START
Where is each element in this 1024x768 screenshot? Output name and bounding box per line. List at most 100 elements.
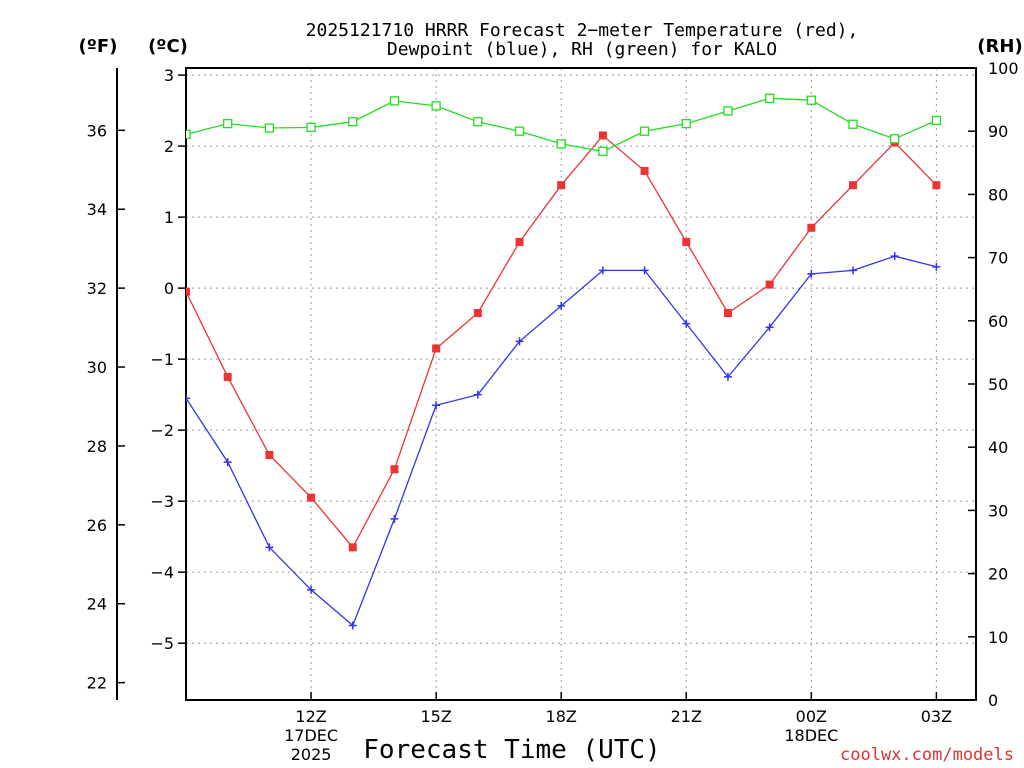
END
START
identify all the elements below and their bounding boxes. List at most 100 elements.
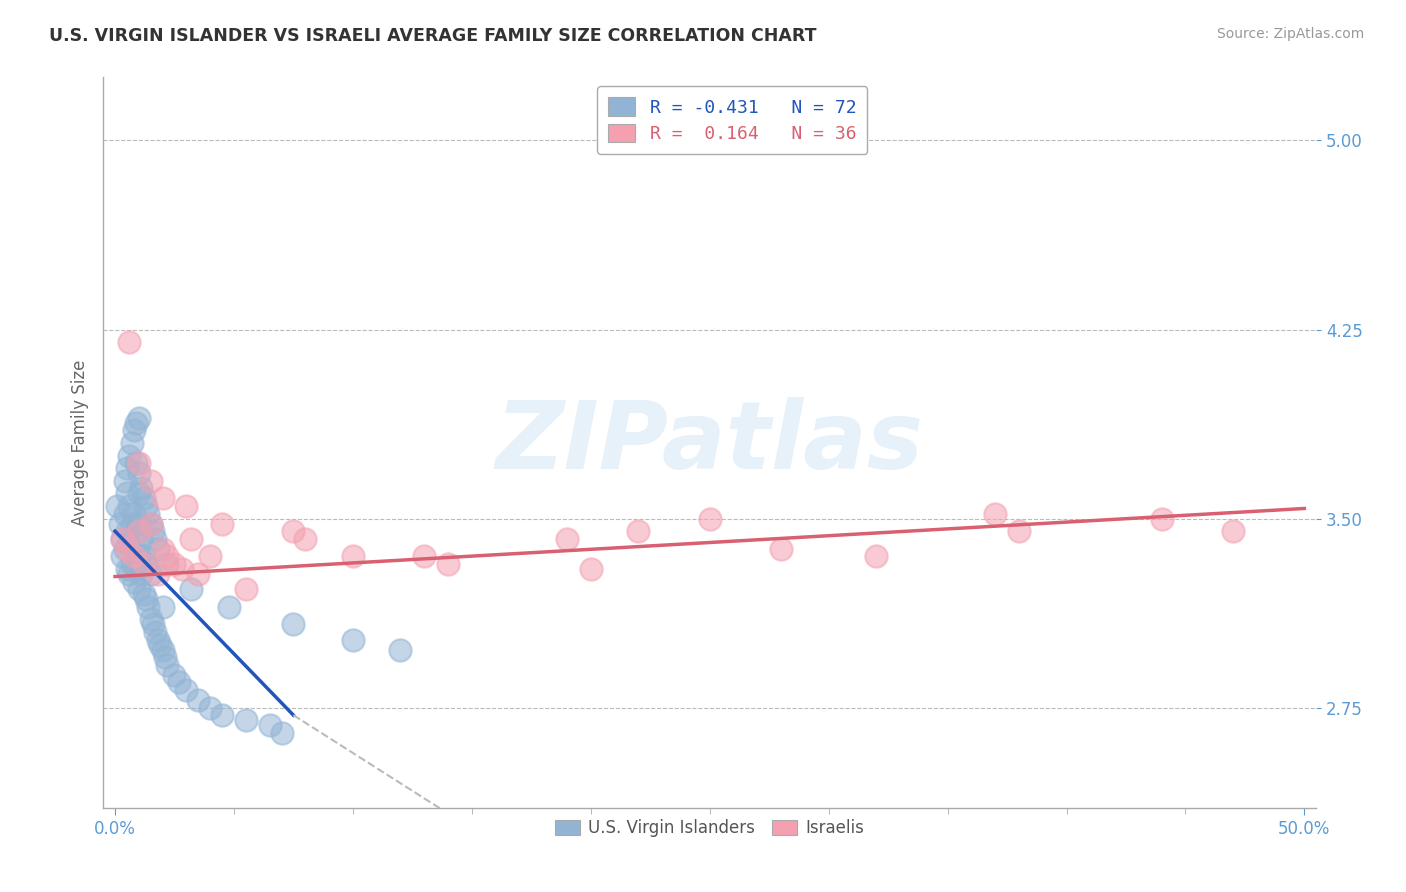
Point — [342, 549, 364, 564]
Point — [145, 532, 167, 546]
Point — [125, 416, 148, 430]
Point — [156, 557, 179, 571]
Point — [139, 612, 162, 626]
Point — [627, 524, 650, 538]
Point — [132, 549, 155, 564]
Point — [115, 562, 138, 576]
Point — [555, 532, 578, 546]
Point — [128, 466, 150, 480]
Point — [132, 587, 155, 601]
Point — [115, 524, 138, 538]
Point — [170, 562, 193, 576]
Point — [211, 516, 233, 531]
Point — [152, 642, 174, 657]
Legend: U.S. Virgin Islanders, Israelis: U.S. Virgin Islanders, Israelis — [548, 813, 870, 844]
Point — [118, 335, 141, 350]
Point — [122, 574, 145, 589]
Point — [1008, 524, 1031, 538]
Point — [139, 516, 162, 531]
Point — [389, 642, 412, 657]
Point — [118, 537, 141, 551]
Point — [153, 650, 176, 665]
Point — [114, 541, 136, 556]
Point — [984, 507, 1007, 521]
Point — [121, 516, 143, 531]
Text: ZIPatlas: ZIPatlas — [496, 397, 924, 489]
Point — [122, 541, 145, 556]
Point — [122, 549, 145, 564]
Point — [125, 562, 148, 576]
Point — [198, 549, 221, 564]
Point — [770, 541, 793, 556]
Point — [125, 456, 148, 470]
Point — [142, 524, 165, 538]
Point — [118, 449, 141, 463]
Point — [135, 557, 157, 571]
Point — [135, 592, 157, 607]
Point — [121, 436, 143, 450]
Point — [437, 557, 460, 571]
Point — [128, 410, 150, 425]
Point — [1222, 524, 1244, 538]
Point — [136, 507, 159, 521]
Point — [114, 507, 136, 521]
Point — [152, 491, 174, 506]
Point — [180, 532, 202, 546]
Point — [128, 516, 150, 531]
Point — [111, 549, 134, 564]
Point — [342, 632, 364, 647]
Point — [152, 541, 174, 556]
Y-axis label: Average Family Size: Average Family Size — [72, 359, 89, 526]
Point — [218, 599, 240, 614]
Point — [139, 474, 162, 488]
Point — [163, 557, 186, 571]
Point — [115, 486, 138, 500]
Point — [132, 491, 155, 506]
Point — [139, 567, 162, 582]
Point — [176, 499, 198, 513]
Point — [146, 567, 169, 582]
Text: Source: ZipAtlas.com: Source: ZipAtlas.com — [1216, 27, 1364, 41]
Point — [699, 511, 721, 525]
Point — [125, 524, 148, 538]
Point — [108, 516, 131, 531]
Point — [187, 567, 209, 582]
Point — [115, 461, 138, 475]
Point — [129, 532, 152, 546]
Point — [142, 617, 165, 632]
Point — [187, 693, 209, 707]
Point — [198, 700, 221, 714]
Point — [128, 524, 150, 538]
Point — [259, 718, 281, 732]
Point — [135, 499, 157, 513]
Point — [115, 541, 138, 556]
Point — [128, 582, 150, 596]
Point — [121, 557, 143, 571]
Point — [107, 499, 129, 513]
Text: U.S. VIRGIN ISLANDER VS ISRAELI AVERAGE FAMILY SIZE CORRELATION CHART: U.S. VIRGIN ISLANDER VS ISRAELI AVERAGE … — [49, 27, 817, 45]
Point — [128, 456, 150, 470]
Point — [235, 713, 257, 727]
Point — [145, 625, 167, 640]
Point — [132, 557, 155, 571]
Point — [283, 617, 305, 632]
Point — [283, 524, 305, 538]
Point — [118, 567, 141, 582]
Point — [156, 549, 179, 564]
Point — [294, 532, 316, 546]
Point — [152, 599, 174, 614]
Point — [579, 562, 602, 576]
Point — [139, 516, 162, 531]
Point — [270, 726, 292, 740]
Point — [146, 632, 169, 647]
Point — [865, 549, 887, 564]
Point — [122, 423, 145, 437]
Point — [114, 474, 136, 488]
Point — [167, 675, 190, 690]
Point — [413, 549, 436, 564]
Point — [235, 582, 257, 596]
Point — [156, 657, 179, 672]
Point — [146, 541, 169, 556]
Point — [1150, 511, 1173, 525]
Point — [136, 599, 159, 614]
END
**Exercise objective**
Format the data as a JSON list of strings, one string per line, starting at the line containing "identify all the" and ending at the line containing "Point — [115, 562, 138, 576]". Leave out blank lines and the pictures.

**Response**
[
  "identify all the elements below and their bounding boxes. List at most 100 elements.",
  "Point — [342, 549, 364, 564]",
  "Point — [145, 532, 167, 546]",
  "Point — [125, 416, 148, 430]",
  "Point — [156, 557, 179, 571]",
  "Point — [139, 612, 162, 626]",
  "Point — [627, 524, 650, 538]",
  "Point — [132, 549, 155, 564]",
  "Point — [115, 562, 138, 576]"
]